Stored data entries
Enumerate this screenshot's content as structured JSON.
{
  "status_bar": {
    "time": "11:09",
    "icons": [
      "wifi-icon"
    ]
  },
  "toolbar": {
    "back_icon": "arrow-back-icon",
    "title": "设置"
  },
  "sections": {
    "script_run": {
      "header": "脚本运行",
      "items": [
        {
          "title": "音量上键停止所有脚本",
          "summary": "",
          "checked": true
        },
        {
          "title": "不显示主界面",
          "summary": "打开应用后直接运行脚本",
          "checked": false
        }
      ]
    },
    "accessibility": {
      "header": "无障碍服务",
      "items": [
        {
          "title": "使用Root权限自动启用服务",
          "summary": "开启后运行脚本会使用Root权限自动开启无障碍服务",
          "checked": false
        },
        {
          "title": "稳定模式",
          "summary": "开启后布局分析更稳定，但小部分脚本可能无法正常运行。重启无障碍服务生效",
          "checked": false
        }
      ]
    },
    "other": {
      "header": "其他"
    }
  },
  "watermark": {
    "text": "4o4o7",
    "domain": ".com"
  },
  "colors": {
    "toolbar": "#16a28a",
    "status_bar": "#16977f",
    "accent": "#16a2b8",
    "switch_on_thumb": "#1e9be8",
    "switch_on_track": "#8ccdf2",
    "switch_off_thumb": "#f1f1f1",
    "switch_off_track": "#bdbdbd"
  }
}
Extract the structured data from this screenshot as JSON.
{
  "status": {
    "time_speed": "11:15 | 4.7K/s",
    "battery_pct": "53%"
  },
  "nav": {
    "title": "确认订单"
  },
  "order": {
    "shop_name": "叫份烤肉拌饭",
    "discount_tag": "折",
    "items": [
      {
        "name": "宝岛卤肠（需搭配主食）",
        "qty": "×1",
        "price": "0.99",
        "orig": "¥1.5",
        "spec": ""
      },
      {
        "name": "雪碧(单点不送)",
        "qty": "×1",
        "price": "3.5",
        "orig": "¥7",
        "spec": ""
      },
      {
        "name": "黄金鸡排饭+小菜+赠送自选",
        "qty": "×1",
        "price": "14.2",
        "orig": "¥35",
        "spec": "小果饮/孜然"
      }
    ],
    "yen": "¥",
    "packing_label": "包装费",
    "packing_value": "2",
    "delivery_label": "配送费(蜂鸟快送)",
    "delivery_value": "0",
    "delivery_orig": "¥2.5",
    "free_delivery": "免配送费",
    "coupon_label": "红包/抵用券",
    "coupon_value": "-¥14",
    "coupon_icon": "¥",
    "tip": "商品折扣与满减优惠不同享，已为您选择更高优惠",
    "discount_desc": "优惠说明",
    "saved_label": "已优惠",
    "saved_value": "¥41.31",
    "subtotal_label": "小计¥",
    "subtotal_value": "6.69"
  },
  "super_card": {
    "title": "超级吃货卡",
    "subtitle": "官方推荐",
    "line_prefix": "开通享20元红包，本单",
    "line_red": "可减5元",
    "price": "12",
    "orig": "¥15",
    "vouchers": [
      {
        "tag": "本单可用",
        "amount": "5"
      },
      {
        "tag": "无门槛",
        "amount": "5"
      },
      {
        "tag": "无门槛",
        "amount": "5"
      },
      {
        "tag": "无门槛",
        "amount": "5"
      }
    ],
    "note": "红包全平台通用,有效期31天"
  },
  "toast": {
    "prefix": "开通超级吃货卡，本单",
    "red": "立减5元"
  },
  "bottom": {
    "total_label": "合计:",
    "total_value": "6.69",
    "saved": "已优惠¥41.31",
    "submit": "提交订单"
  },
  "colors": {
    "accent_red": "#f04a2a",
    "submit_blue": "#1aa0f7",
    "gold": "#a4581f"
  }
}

* _What is expected_:
Say how many lines in the records above hold "this", and give no other text.

* _Response to the exercise_:
2